Task goal =
Of the lines in this listing, how many contain the word "elektrischer"? Give the number and nothing else.

Materials provided =
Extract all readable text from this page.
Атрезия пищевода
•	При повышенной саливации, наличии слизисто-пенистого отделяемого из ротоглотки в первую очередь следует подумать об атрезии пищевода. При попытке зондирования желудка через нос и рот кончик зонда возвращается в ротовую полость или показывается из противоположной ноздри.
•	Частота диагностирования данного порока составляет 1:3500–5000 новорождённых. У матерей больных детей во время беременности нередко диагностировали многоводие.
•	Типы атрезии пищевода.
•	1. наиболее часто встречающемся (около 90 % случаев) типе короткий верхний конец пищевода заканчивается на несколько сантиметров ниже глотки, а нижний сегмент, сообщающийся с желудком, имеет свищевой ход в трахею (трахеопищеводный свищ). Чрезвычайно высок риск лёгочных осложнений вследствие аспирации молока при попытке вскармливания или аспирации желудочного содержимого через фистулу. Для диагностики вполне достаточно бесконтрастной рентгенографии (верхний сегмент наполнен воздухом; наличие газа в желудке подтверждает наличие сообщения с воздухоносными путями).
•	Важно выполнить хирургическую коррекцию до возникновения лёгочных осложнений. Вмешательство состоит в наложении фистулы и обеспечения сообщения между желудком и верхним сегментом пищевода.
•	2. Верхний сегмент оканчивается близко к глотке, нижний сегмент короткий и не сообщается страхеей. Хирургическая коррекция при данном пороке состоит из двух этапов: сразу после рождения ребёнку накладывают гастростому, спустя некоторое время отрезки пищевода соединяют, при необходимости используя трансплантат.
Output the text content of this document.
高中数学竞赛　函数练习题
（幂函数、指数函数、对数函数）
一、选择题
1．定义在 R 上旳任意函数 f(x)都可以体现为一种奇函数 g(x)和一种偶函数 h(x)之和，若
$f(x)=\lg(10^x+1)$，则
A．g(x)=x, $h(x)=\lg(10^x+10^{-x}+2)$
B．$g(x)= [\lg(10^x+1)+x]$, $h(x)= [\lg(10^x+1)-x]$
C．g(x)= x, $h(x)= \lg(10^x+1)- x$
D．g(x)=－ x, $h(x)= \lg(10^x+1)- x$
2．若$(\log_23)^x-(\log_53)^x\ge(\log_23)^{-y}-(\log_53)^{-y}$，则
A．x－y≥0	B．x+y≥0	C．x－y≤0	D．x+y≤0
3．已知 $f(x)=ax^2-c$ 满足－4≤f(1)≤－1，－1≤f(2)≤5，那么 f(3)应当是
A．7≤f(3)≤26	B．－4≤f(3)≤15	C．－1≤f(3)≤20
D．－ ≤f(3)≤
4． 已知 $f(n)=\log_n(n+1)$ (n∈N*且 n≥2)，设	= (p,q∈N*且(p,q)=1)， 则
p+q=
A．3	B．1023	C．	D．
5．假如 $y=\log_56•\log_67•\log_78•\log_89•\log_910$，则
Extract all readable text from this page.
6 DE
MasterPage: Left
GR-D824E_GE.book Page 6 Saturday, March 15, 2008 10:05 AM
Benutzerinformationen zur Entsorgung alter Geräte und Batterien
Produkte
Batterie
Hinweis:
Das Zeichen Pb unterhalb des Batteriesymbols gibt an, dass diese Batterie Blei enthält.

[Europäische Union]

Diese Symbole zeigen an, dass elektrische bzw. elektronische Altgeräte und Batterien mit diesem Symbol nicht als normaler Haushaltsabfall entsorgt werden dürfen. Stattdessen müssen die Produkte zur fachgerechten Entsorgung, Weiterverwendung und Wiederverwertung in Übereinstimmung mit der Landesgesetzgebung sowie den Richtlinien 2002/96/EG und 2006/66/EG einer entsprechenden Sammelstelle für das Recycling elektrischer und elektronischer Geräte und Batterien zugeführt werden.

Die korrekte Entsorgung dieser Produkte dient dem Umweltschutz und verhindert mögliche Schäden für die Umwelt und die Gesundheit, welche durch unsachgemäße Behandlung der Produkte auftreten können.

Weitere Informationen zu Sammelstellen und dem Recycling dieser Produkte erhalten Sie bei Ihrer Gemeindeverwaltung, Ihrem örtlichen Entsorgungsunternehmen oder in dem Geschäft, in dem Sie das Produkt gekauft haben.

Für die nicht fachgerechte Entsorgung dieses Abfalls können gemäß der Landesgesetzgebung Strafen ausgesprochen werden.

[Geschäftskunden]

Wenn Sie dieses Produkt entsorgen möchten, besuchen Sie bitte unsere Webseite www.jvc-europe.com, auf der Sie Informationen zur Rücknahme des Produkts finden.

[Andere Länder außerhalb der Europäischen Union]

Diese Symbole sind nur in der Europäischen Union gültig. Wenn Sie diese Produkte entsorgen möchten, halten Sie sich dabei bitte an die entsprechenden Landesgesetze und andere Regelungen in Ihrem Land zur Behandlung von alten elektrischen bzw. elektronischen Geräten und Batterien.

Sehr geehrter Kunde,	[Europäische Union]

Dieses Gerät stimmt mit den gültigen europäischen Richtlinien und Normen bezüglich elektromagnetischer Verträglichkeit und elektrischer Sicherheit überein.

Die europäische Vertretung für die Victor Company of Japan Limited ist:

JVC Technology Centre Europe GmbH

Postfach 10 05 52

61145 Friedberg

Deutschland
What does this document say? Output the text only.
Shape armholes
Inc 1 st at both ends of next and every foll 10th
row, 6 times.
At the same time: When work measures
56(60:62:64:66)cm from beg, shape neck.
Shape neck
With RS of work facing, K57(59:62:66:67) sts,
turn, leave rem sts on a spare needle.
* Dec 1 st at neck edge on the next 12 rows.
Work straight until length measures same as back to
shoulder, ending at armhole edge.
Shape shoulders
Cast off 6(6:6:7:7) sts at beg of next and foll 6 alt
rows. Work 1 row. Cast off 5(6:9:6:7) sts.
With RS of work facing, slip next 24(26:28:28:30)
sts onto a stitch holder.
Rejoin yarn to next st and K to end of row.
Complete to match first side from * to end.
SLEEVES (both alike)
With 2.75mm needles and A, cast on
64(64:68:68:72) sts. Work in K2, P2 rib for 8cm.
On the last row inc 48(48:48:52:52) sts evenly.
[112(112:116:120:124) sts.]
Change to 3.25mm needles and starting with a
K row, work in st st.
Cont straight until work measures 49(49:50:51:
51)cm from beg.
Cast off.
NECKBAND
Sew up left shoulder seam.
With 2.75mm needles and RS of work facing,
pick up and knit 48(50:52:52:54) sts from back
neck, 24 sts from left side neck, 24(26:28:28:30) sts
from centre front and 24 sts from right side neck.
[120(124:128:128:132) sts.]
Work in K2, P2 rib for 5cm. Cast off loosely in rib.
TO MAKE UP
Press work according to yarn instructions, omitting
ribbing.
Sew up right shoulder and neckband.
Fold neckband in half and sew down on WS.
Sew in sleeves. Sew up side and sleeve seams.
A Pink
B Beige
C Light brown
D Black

Result of the exercise =
2